— WHAT IS REQUIRED —
Identify the lines containing the word "diverse". Copy each one.

— DATA SHOWN —

»»

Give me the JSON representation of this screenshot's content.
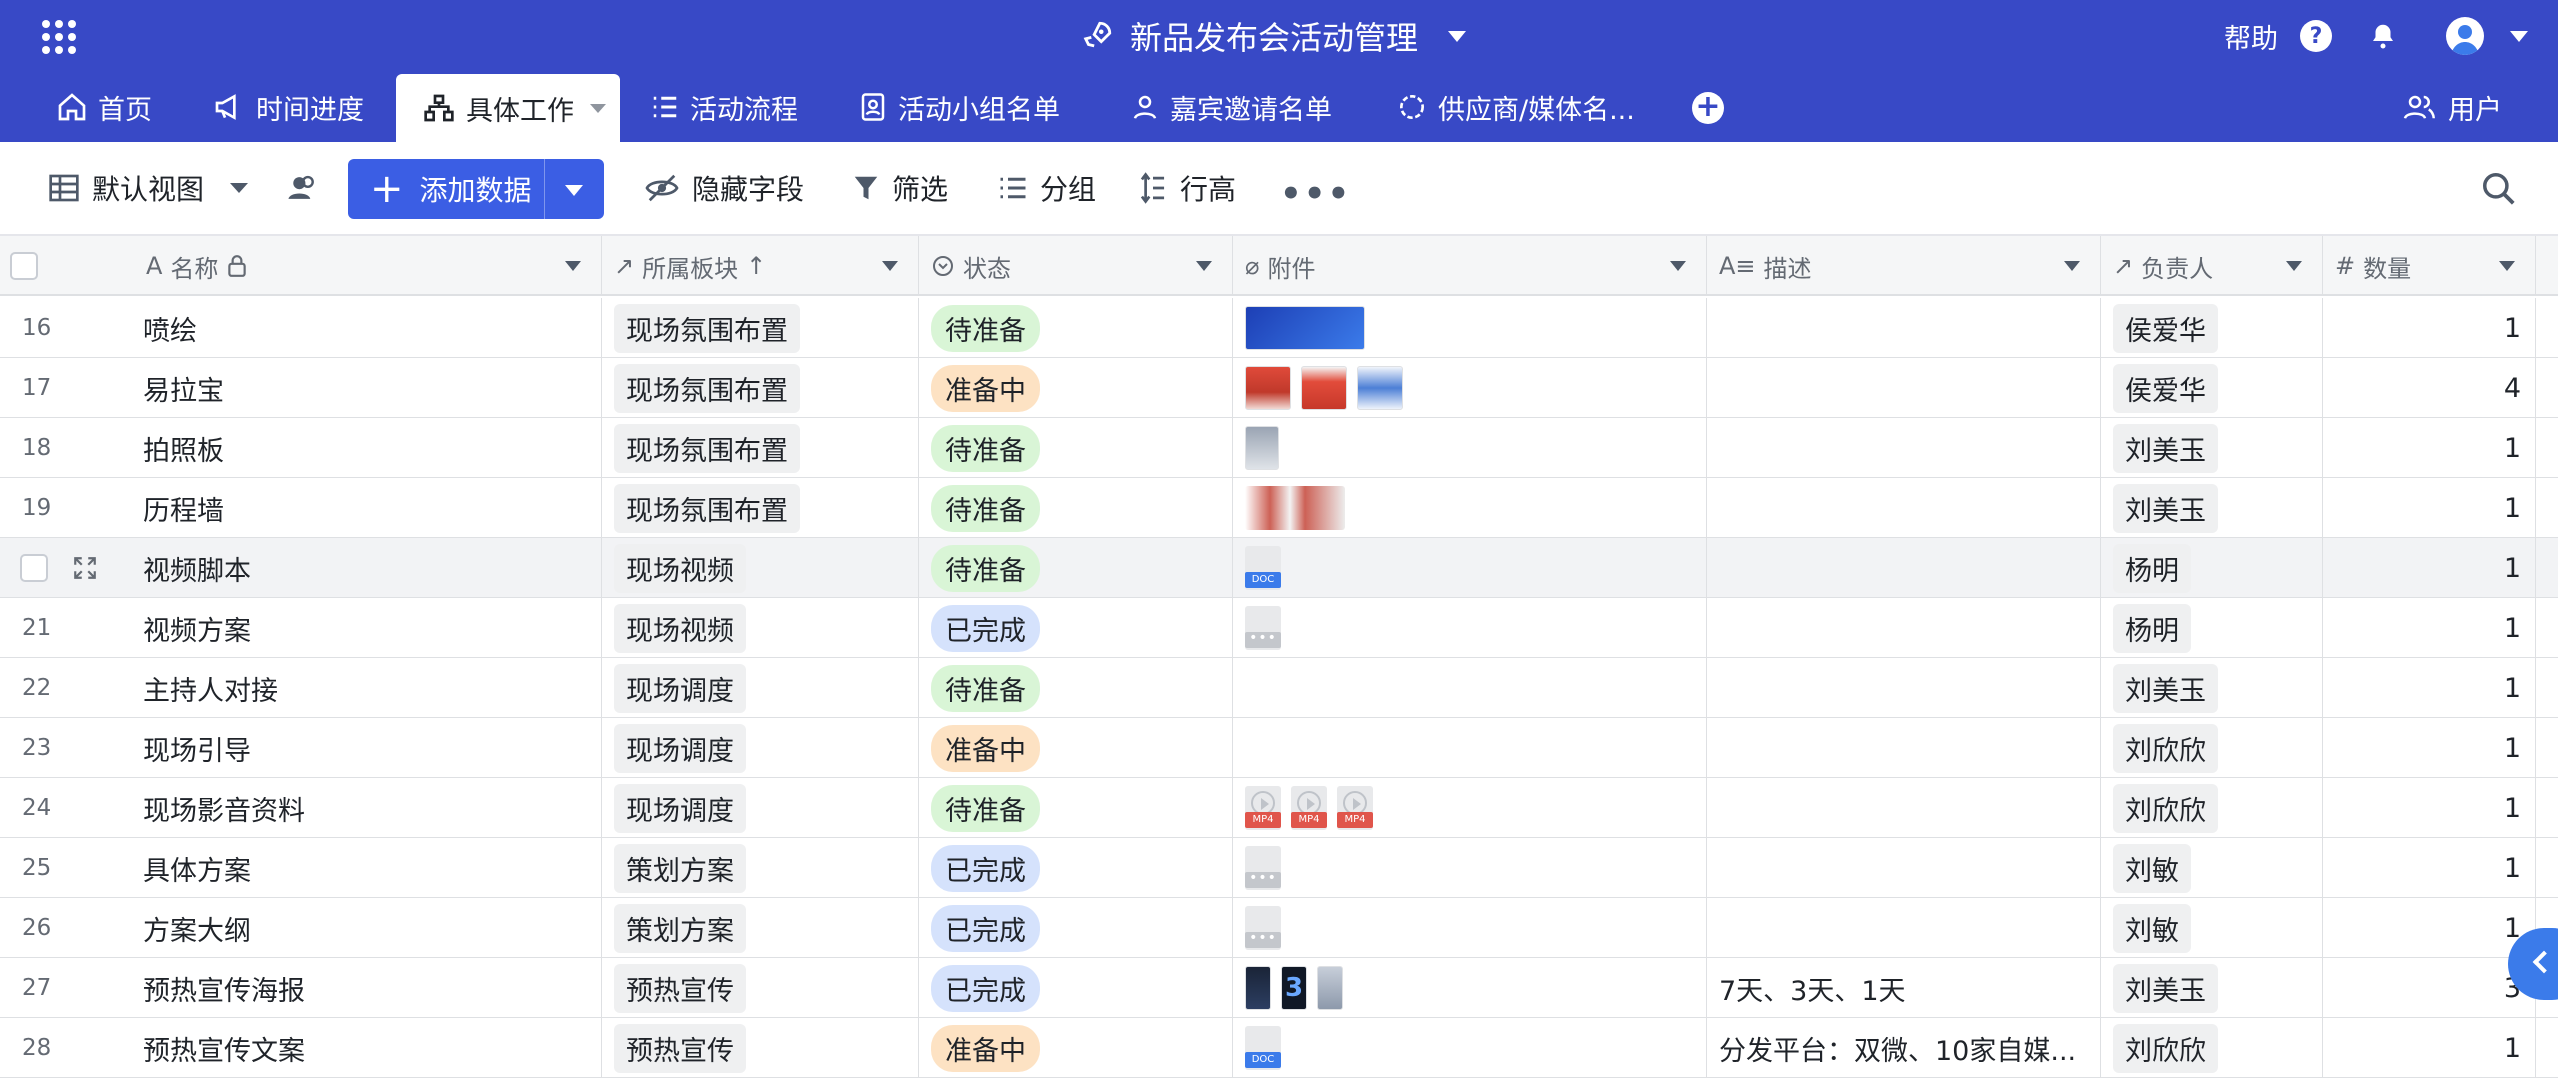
{
  "header": {
    "title": "新品发布会活动管理",
    "help": "帮助",
    "colors": {
      "bar": "#3849c6",
      "accent": "#3b5ee4"
    }
  },
  "tabs": [
    {
      "label": "首页",
      "icon": "home-icon"
    },
    {
      "label": "时间进度",
      "icon": "megaphone-icon"
    },
    {
      "label": "具体工作",
      "icon": "org-chart-icon",
      "active": true
    },
    {
      "label": "活动流程",
      "icon": "list-icon"
    },
    {
      "label": "活动小组名单",
      "icon": "contact-card-icon"
    },
    {
      "label": "嘉宾邀请名单",
      "icon": "person-icon"
    },
    {
      "label": "供应商/媒体名...",
      "icon": "gear-outline-icon"
    }
  ],
  "users_label": "用户",
  "toolbar": {
    "view": "默认视图",
    "add": "添加数据",
    "hide_fields": "隐藏字段",
    "filter": "筛选",
    "group": "分组",
    "row_height": "行高"
  },
  "columns": {
    "name": "名称",
    "block": "所属板块",
    "status": "状态",
    "attachment": "附件",
    "description": "描述",
    "owner": "负责人",
    "quantity": "数量"
  },
  "rows": [
    {
      "idx": "16",
      "name": "喷绘",
      "block": "现场氛围布置",
      "status": "待准备",
      "status_color": "green",
      "attachments": [
        "banner-image"
      ],
      "desc": "",
      "owner": "侯爱华",
      "qty": "1"
    },
    {
      "idx": "17",
      "name": "易拉宝",
      "block": "现场氛围布置",
      "status": "准备中",
      "status_color": "orange",
      "attachments": [
        "red-poster",
        "red-poster-2",
        "blue-poster"
      ],
      "desc": "",
      "owner": "侯爱华",
      "qty": "4"
    },
    {
      "idx": "18",
      "name": "拍照板",
      "block": "现场氛围布置",
      "status": "待准备",
      "status_color": "green",
      "attachments": [
        "photo"
      ],
      "desc": "",
      "owner": "刘美玉",
      "qty": "1"
    },
    {
      "idx": "19",
      "name": "历程墙",
      "block": "现场氛围布置",
      "status": "待准备",
      "status_color": "green",
      "attachments": [
        "wall"
      ],
      "desc": "",
      "owner": "刘美玉",
      "qty": "1"
    },
    {
      "idx": "",
      "name": "视频脚本",
      "block": "现场视频",
      "status": "待准备",
      "status_color": "green",
      "attachments": [
        "doc"
      ],
      "desc": "",
      "owner": "杨明",
      "qty": "1",
      "hover": true
    },
    {
      "idx": "21",
      "name": "视频方案",
      "block": "现场视频",
      "status": "已完成",
      "status_color": "blue",
      "attachments": [
        "file"
      ],
      "desc": "",
      "owner": "杨明",
      "qty": "1"
    },
    {
      "idx": "22",
      "name": "主持人对接",
      "block": "现场调度",
      "status": "待准备",
      "status_color": "green",
      "attachments": [],
      "desc": "",
      "owner": "刘美玉",
      "qty": "1"
    },
    {
      "idx": "23",
      "name": "现场引导",
      "block": "现场调度",
      "status": "准备中",
      "status_color": "orange",
      "attachments": [],
      "desc": "",
      "owner": "刘欣欣",
      "qty": "1"
    },
    {
      "idx": "24",
      "name": "现场影音资料",
      "block": "现场调度",
      "status": "待准备",
      "status_color": "green",
      "attachments": [
        "mp4",
        "mp4",
        "mp4"
      ],
      "desc": "",
      "owner": "刘欣欣",
      "qty": "1"
    },
    {
      "idx": "25",
      "name": "具体方案",
      "block": "策划方案",
      "status": "已完成",
      "status_color": "blue",
      "attachments": [
        "file"
      ],
      "desc": "",
      "owner": "刘敏",
      "qty": "1"
    },
    {
      "idx": "26",
      "name": "方案大纲",
      "block": "策划方案",
      "status": "已完成",
      "status_color": "blue",
      "attachments": [
        "file"
      ],
      "desc": "",
      "owner": "刘敏",
      "qty": "1"
    },
    {
      "idx": "27",
      "name": "预热宣传海报",
      "block": "预热宣传",
      "status": "已完成",
      "status_color": "blue",
      "attachments": [
        "dark",
        "dark3",
        "grey"
      ],
      "desc": "7天、3天、1天",
      "owner": "刘美玉",
      "qty": "3"
    },
    {
      "idx": "28",
      "name": "预热宣传文案",
      "block": "预热宣传",
      "status": "准备中",
      "status_color": "orange",
      "attachments": [
        "doc"
      ],
      "desc": "分发平台：双微、10家自媒...",
      "owner": "刘欣欣",
      "qty": "1"
    }
  ],
  "file_labels": {
    "doc": "DOC",
    "mp4": "MP4",
    "more": "•••",
    "poster_number": "3"
  }
}
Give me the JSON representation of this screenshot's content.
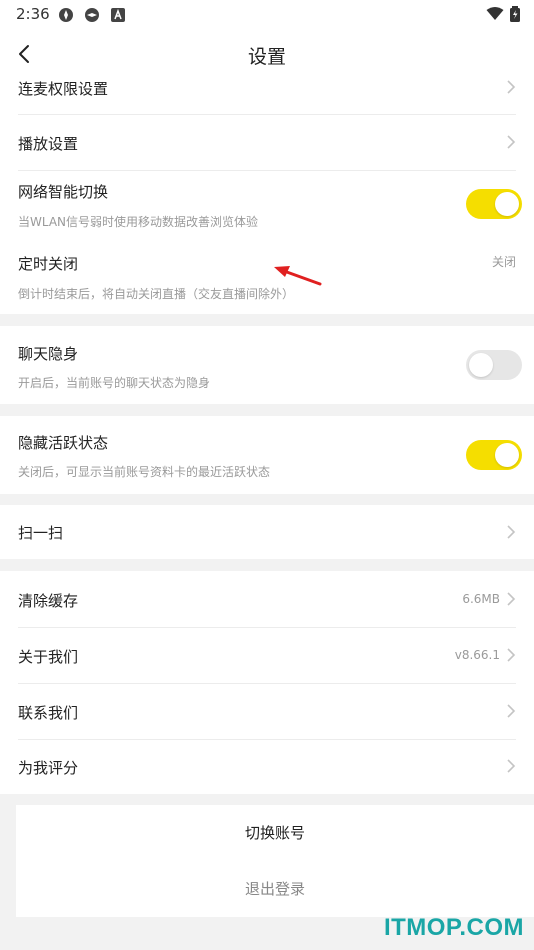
{
  "status_bar": {
    "time": "2:36"
  },
  "header": {
    "title": "设置"
  },
  "rows": {
    "mic_permission": {
      "label": "连麦权限设置"
    },
    "playback": {
      "label": "播放设置"
    },
    "network_switch": {
      "label": "网络智能切换",
      "desc": "当WLAN信号弱时使用移动数据改善浏览体验",
      "enabled": true
    },
    "timer_close": {
      "label": "定时关闭",
      "desc": "倒计时结束后，将自动关闭直播（交友直播间除外）",
      "value": "关闭"
    },
    "chat_invisible": {
      "label": "聊天隐身",
      "desc": "开启后，当前账号的聊天状态为隐身",
      "enabled": false
    },
    "hide_active": {
      "label": "隐藏活跃状态",
      "desc": "关闭后，可显示当前账号资料卡的最近活跃状态",
      "enabled": true
    },
    "scan": {
      "label": "扫一扫"
    },
    "clear_cache": {
      "label": "清除缓存",
      "value": "6.6MB"
    },
    "about": {
      "label": "关于我们",
      "value": "v8.66.1"
    },
    "contact": {
      "label": "联系我们"
    },
    "rate": {
      "label": "为我评分"
    }
  },
  "actions": {
    "switch_account": "切换账号",
    "logout": "退出登录"
  },
  "watermark": "ITMOP.COM",
  "colors": {
    "toggle_on": "#f5de00",
    "toggle_off": "#e6e6e6",
    "watermark": "#1aa6a6",
    "annotation_arrow": "#e02020"
  }
}
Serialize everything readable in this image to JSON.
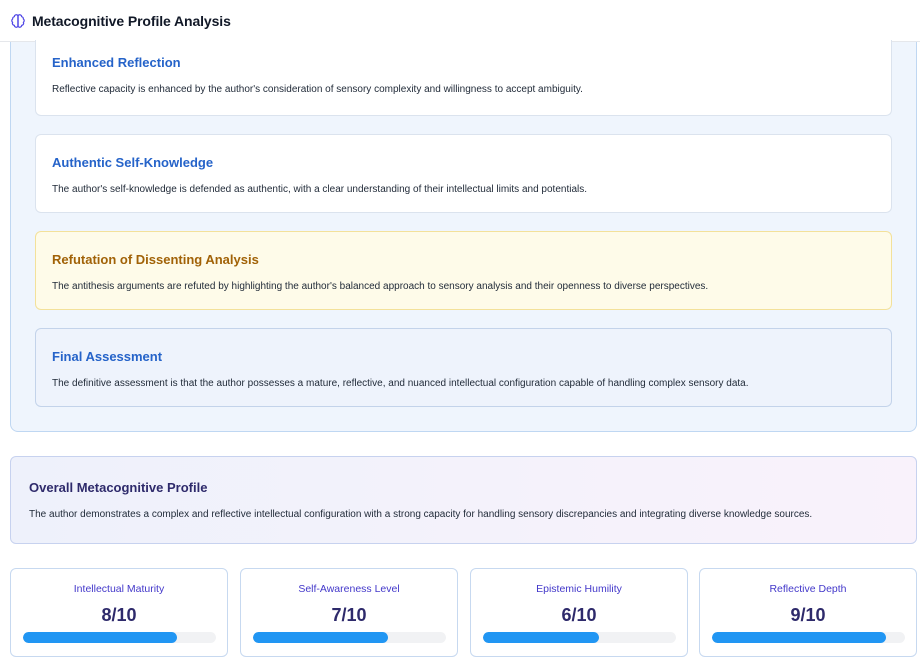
{
  "header": {
    "title": "Metacognitive Profile Analysis",
    "icon": "brain-icon"
  },
  "sections": [
    {
      "title": "Enhanced Reflection",
      "text": "Reflective capacity is enhanced by the author's consideration of sensory complexity and willingness to accept ambiguity."
    },
    {
      "title": "Authentic Self-Knowledge",
      "text": "The author's self-knowledge is defended as authentic, with a clear understanding of their intellectual limits and potentials."
    },
    {
      "title": "Refutation of Dissenting Analysis",
      "text": "The antithesis arguments are refuted by highlighting the author's balanced approach to sensory analysis and their openness to diverse perspectives."
    },
    {
      "title": "Final Assessment",
      "text": "The definitive assessment is that the author possesses a mature, reflective, and nuanced intellectual configuration capable of handling complex sensory data."
    }
  ],
  "overall": {
    "title": "Overall Metacognitive Profile",
    "text": "The author demonstrates a complex and reflective intellectual configuration with a strong capacity for handling sensory discrepancies and integrating diverse knowledge sources."
  },
  "metrics": [
    {
      "label": "Intellectual Maturity",
      "value": "8/10",
      "score": 8
    },
    {
      "label": "Self-Awareness Level",
      "value": "7/10",
      "score": 7
    },
    {
      "label": "Epistemic Humility",
      "value": "6/10",
      "score": 6
    },
    {
      "label": "Reflective Depth",
      "value": "9/10",
      "score": 9
    }
  ],
  "colors": {
    "accent": "#2563c9",
    "bar": "#2196f3",
    "warning_title": "#a16207",
    "metric_value": "#2e2a6b"
  }
}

««

— EXERCISE OUTPUT —
      "text": "The antithesis arguments are refuted by highlighting the author's balanced approach to sensory analysis and their openness to diverse perspectives."
    "text": "The author demonstrates a complex and reflective intellectual configuration with a strong capacity for handling sensory discrepancies and integrating diverse knowledge sources."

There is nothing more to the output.